Identify the lines that contain the word "children", then copy them.

• _Record list_
——
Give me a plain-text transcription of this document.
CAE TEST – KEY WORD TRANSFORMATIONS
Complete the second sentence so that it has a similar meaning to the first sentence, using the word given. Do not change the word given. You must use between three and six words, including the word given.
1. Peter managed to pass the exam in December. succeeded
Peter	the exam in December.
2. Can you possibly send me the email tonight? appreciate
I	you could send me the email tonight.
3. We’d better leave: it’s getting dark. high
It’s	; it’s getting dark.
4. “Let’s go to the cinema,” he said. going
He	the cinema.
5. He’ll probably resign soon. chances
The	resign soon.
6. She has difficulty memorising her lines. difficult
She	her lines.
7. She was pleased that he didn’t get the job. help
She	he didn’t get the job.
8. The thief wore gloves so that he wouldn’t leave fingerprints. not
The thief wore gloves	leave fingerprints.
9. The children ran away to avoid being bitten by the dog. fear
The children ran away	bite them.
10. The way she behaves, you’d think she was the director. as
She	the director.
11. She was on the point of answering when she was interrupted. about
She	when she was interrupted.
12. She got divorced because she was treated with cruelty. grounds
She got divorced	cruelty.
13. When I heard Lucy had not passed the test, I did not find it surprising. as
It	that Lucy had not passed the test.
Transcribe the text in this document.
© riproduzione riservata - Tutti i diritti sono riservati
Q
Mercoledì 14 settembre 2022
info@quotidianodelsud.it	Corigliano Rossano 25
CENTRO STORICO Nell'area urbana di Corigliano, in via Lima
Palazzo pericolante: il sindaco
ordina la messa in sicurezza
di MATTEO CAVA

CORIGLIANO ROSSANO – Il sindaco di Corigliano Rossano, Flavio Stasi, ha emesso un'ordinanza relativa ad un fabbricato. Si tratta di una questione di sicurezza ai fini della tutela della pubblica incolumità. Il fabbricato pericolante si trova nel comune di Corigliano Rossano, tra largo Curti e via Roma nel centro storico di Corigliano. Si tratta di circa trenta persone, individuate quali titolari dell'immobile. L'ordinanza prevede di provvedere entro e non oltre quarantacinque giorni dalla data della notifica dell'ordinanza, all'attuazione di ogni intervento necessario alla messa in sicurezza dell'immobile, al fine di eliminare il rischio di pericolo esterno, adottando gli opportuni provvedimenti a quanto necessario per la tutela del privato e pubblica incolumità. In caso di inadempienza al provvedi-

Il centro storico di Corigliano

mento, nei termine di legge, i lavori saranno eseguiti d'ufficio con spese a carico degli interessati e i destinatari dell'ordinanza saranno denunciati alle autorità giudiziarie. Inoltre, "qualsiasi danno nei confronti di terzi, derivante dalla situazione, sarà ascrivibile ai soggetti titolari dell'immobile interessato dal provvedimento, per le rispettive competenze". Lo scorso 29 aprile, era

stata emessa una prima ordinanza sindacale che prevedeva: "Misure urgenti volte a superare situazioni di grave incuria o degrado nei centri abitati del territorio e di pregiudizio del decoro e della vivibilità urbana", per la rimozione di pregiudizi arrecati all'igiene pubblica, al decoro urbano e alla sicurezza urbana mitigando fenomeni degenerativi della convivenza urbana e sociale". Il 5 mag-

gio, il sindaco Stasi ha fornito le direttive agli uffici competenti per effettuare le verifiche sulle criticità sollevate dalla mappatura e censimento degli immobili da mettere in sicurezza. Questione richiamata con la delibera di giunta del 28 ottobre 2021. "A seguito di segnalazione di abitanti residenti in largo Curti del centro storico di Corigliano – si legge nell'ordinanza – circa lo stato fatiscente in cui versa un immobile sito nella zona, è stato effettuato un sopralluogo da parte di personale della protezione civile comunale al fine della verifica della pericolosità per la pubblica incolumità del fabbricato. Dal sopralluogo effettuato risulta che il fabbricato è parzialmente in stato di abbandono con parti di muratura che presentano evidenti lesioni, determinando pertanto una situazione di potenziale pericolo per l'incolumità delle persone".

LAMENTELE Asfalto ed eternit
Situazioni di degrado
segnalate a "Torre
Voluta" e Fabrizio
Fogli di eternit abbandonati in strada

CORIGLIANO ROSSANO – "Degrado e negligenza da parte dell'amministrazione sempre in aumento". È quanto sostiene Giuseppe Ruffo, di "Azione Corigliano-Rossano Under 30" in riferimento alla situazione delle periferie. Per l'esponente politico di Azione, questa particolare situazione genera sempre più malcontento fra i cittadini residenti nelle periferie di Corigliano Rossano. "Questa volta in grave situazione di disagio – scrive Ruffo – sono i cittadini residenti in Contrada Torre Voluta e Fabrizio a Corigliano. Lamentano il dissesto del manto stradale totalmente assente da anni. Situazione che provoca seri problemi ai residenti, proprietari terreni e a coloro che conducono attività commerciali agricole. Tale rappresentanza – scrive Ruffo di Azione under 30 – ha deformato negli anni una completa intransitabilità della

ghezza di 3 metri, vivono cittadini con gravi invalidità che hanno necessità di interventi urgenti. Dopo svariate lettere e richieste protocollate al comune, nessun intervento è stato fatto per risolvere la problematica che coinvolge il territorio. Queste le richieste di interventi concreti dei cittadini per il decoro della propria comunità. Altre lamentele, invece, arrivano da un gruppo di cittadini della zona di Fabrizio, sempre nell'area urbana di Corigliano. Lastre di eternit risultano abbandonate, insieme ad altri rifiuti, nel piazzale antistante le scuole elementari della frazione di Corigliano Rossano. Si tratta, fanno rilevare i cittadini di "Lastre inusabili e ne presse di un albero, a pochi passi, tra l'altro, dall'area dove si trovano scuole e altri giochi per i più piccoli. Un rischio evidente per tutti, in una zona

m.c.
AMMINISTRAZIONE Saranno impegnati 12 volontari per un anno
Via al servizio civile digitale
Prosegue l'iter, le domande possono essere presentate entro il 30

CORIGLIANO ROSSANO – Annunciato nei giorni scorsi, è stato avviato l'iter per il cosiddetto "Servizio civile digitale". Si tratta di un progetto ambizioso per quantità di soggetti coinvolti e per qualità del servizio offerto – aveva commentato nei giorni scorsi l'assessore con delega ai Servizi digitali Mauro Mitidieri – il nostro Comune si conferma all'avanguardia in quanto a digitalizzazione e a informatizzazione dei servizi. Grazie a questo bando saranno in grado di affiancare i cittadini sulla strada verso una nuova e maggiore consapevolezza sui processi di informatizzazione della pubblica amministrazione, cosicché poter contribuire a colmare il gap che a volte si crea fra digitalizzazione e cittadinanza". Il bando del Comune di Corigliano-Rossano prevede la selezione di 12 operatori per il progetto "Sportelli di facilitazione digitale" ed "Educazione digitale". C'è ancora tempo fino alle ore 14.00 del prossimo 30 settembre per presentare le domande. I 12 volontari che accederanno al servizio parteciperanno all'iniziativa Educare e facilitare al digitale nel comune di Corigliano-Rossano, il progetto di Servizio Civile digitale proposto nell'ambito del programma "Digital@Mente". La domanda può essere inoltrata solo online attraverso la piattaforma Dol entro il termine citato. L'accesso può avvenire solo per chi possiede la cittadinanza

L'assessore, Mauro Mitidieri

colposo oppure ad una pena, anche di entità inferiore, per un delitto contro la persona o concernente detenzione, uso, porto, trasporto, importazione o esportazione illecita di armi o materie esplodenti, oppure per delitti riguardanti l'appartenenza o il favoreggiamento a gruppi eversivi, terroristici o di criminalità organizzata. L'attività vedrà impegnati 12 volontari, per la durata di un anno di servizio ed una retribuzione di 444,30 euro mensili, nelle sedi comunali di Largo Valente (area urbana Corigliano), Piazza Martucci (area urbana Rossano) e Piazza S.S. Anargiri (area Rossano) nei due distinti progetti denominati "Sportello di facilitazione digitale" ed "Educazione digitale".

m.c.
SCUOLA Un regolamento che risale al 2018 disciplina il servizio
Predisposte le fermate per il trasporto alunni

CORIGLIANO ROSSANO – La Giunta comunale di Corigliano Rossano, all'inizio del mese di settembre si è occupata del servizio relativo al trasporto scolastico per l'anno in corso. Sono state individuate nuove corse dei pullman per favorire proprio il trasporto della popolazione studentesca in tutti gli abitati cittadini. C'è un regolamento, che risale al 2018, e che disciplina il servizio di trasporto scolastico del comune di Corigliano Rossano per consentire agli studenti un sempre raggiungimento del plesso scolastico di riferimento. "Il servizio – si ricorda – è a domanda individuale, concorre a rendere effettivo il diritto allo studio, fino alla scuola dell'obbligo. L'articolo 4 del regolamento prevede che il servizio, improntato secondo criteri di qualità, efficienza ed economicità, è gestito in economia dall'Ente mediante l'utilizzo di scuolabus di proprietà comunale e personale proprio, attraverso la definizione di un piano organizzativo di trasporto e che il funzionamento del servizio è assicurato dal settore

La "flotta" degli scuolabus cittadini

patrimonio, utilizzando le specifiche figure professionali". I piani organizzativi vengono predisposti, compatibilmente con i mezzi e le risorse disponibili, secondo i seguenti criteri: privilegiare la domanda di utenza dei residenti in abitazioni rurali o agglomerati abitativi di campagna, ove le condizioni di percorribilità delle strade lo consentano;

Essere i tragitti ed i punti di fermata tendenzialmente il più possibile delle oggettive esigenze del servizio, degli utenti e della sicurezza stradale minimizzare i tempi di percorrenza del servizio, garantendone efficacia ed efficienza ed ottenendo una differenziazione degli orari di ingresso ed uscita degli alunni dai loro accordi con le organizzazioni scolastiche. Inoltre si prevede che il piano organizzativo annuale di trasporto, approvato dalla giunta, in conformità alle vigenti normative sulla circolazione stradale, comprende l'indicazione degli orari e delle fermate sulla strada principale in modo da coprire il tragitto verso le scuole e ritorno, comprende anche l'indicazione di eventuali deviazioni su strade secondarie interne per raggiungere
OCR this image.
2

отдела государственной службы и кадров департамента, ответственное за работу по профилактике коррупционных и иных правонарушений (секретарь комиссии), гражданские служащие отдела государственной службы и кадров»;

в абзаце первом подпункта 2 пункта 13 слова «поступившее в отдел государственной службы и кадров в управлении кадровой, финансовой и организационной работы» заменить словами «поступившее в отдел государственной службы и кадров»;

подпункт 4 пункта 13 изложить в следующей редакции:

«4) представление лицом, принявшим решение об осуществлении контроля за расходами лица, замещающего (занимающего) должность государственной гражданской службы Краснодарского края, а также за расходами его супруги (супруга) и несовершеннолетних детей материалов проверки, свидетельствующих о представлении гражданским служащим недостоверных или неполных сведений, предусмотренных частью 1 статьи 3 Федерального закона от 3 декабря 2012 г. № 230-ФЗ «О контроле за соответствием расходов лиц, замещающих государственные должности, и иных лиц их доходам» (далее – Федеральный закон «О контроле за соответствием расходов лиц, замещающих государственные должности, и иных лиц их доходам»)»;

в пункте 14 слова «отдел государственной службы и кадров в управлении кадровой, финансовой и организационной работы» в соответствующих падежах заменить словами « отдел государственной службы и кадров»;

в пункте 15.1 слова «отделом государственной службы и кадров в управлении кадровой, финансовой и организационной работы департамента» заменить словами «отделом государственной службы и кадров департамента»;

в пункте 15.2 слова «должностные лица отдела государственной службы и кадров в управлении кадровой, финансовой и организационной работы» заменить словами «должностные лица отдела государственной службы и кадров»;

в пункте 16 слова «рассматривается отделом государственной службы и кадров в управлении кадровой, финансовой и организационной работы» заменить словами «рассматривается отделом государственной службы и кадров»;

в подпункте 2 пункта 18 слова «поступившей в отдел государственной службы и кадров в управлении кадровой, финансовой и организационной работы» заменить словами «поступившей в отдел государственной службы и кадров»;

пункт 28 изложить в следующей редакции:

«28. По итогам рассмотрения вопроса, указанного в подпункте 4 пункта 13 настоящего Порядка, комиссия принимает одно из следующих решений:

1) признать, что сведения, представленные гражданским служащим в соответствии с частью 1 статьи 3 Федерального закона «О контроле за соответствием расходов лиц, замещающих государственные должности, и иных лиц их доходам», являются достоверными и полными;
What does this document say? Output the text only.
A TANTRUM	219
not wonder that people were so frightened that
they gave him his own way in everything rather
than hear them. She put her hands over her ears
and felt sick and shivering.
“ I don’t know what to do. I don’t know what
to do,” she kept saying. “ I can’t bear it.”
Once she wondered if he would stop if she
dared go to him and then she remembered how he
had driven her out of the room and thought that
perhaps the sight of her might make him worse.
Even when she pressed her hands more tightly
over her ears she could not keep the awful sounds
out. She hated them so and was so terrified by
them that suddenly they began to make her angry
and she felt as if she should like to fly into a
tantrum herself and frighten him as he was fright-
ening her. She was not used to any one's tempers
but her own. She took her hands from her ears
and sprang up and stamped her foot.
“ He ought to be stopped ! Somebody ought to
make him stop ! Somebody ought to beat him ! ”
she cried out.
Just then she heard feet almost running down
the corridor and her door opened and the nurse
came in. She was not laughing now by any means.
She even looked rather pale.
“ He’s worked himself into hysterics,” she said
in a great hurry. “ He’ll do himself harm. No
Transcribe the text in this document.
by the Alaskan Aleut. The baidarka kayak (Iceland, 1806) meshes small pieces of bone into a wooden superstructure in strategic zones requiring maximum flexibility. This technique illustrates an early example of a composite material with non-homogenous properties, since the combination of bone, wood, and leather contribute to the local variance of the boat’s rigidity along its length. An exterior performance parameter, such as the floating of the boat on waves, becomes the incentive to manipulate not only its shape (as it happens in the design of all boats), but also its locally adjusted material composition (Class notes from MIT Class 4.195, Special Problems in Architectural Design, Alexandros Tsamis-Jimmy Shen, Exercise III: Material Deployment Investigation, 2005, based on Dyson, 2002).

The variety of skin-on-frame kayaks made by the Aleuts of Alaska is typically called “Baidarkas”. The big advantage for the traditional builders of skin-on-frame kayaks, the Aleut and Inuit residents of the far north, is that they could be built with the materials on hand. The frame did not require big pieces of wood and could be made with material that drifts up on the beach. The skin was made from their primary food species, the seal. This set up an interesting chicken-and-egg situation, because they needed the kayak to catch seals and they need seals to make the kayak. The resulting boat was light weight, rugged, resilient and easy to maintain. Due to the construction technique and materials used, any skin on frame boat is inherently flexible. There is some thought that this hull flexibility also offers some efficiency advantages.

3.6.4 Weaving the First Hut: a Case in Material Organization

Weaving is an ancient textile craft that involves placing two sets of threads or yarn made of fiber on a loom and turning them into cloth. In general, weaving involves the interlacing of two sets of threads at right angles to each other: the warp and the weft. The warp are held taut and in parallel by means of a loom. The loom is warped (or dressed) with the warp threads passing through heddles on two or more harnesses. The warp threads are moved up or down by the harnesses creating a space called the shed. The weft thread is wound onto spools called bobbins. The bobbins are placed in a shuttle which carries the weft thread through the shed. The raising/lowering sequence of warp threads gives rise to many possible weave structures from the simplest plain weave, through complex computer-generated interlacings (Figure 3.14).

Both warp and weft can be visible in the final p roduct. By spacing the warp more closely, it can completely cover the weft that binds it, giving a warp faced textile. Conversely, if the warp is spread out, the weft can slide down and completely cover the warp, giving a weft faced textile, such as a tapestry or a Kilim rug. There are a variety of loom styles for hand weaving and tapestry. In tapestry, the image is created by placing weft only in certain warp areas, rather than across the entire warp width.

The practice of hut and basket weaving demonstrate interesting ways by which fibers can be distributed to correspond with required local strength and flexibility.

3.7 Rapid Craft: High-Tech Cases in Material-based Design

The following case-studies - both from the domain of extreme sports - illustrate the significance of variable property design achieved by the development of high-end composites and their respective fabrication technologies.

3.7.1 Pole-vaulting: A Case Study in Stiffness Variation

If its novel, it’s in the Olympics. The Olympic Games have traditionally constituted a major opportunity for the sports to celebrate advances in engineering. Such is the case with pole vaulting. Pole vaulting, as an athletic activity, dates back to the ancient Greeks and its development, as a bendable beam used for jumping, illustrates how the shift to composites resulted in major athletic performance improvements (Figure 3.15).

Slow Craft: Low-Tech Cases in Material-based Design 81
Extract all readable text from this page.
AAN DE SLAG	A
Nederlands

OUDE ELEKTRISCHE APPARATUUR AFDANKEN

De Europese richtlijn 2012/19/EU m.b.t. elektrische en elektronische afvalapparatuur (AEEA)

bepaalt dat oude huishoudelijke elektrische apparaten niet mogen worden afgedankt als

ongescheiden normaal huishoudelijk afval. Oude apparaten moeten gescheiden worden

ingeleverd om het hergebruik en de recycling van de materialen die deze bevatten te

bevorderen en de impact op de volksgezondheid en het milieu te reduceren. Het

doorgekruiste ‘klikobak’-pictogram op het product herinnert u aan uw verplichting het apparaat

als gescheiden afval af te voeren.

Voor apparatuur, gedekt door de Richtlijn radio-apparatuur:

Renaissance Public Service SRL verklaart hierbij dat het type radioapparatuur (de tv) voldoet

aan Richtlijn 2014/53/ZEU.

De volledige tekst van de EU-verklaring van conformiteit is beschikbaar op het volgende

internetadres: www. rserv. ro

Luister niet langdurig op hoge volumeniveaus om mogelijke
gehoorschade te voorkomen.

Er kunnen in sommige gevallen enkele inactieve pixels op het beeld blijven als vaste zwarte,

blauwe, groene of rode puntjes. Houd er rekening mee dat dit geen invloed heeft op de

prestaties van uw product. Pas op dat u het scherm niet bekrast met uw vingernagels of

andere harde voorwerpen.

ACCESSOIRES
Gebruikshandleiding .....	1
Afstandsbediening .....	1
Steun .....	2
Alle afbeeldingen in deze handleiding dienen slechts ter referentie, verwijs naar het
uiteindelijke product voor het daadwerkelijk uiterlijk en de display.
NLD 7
——
• _Correct output_
9. The children ran away to avoid being bitten by the dog. fear
The children ran away	bite them.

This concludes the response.